**EXERCISE TASK**.
Rewrite the listing below from its first line up to and including the line with "heatmap-cell: [74, 162, 108, 192]", replacing "heatmap-cell" with "grid-cell" throughout and leaving everything else unchanged. Give only those lines.

**SUPPLIED MATERIAL**.
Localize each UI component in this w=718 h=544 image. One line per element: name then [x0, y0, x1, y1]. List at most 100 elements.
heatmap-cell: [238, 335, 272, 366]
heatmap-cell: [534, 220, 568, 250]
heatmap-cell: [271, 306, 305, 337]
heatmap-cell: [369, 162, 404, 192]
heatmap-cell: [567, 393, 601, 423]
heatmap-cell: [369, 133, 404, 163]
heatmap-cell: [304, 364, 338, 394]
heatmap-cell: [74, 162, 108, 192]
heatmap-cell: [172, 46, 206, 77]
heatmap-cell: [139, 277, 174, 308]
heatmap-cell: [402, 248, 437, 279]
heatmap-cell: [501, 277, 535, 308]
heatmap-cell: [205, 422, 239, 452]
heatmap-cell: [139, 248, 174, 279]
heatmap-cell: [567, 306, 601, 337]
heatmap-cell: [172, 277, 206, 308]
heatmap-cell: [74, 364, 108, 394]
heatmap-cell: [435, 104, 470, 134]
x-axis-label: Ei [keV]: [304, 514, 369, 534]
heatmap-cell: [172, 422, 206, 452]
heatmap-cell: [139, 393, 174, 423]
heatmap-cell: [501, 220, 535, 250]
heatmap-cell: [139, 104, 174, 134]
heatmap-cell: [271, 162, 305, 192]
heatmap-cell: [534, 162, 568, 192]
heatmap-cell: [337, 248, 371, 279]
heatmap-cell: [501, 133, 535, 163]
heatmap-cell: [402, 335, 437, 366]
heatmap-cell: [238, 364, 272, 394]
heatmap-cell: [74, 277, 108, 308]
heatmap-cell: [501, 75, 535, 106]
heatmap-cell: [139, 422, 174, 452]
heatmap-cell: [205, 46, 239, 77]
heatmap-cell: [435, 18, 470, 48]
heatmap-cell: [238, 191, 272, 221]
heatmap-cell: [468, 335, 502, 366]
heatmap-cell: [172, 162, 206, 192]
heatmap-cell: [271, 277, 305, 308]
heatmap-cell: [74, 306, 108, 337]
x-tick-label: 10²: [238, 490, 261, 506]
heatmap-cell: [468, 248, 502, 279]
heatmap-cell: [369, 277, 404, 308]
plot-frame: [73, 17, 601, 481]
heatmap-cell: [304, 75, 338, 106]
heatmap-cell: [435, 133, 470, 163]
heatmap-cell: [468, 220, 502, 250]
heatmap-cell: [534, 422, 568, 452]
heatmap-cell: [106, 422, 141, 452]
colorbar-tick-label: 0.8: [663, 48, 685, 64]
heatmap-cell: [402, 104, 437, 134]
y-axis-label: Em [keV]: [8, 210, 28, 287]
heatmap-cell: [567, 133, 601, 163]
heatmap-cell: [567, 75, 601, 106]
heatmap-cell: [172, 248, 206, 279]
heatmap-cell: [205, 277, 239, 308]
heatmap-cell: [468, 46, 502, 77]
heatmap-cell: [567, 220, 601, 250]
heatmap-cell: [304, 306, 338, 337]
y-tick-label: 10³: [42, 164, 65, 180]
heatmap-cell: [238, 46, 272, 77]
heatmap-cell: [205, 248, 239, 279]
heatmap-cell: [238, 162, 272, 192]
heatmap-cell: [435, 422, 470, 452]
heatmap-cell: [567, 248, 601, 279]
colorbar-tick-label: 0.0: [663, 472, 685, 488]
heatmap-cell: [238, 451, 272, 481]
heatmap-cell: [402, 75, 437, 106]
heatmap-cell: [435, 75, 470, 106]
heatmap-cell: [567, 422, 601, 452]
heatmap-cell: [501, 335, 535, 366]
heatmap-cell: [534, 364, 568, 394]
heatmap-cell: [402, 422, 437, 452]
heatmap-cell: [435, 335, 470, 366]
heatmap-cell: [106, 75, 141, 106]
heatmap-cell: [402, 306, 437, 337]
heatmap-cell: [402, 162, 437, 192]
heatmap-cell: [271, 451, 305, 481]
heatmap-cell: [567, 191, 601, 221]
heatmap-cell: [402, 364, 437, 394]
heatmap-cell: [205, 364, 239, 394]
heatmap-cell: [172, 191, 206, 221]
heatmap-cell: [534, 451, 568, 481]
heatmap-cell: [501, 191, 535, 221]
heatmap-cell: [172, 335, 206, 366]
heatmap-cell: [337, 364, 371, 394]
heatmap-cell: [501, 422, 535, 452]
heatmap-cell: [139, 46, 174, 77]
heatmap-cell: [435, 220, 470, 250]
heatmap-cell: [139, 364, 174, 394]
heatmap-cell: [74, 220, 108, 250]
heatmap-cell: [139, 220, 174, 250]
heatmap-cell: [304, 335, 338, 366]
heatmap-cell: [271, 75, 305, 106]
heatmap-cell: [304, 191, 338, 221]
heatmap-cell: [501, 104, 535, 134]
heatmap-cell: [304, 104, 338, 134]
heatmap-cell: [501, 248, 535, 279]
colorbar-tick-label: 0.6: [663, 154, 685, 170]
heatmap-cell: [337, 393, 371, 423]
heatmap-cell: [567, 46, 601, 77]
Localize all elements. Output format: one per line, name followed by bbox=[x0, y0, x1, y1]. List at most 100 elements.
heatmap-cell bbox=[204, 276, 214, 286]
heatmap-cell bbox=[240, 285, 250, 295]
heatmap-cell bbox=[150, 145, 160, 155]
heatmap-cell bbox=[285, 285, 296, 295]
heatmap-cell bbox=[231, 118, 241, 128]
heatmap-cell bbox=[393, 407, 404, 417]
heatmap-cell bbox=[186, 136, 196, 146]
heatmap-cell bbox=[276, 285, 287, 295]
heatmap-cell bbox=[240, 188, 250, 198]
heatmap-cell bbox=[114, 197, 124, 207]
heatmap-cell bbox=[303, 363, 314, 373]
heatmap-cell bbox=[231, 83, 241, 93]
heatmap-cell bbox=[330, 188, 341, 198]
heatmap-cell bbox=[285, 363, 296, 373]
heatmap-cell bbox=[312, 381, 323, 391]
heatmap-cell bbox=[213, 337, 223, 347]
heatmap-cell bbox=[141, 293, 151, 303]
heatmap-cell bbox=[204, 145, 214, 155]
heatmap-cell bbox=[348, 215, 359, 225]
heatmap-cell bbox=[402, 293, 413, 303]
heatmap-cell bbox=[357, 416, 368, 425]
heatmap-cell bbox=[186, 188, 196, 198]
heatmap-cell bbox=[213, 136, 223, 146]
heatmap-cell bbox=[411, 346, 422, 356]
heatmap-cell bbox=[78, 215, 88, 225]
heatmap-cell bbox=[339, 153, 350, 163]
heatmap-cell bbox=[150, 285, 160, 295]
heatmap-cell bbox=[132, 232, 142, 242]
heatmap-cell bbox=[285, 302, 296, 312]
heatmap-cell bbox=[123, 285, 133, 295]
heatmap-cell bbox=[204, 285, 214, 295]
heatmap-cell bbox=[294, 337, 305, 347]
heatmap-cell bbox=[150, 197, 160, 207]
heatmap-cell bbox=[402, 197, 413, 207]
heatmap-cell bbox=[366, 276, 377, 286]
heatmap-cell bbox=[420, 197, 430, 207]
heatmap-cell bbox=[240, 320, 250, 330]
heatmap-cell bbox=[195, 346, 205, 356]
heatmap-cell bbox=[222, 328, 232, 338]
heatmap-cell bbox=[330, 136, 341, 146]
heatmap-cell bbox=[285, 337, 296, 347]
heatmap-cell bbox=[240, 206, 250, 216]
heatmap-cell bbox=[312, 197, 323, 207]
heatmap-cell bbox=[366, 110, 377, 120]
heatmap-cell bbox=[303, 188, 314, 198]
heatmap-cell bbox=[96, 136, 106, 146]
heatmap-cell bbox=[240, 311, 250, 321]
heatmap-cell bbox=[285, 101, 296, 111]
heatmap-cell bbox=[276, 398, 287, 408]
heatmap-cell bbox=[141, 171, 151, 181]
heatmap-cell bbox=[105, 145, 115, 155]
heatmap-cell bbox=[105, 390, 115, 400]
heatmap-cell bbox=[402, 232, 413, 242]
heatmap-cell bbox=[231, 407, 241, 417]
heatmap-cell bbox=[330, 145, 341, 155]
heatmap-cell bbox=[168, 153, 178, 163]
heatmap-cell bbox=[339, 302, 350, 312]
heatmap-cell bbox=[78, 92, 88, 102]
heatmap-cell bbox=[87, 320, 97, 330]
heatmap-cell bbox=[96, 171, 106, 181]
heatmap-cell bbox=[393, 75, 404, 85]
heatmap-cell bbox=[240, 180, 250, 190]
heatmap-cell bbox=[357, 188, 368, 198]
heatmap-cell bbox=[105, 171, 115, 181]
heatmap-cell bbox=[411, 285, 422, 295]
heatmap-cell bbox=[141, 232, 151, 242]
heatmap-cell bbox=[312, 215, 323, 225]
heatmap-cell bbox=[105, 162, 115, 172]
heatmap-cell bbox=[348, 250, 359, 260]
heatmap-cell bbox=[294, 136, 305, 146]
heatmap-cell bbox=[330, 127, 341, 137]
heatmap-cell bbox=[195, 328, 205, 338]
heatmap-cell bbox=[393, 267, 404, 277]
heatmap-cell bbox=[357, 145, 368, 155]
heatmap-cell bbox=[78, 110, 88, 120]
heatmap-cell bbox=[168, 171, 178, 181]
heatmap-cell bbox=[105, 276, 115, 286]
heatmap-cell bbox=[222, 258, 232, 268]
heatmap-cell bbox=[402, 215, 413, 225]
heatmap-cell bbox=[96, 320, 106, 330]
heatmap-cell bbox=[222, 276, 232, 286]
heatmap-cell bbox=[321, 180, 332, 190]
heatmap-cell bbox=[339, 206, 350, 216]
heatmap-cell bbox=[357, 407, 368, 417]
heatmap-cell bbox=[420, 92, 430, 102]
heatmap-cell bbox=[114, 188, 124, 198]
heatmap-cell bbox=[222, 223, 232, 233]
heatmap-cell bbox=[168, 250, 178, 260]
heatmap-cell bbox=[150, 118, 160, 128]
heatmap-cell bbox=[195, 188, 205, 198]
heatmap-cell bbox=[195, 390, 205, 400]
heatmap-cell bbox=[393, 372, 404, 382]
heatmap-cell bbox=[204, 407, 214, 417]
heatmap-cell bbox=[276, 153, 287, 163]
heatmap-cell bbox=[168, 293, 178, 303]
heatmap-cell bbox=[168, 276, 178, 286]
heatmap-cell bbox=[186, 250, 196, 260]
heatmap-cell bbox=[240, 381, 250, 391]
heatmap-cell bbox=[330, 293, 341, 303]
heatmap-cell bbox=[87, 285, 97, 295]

**CORRECT ANSWER**.
Localize each UI component in this w=718 h=544 image. One line per element: name then [x0, y0, x1, y1]. List at most 100 elements.
grid-cell: [238, 335, 272, 366]
grid-cell: [534, 220, 568, 250]
grid-cell: [271, 306, 305, 337]
grid-cell: [369, 162, 404, 192]
grid-cell: [567, 393, 601, 423]
grid-cell: [369, 133, 404, 163]
grid-cell: [304, 364, 338, 394]
grid-cell: [74, 162, 108, 192]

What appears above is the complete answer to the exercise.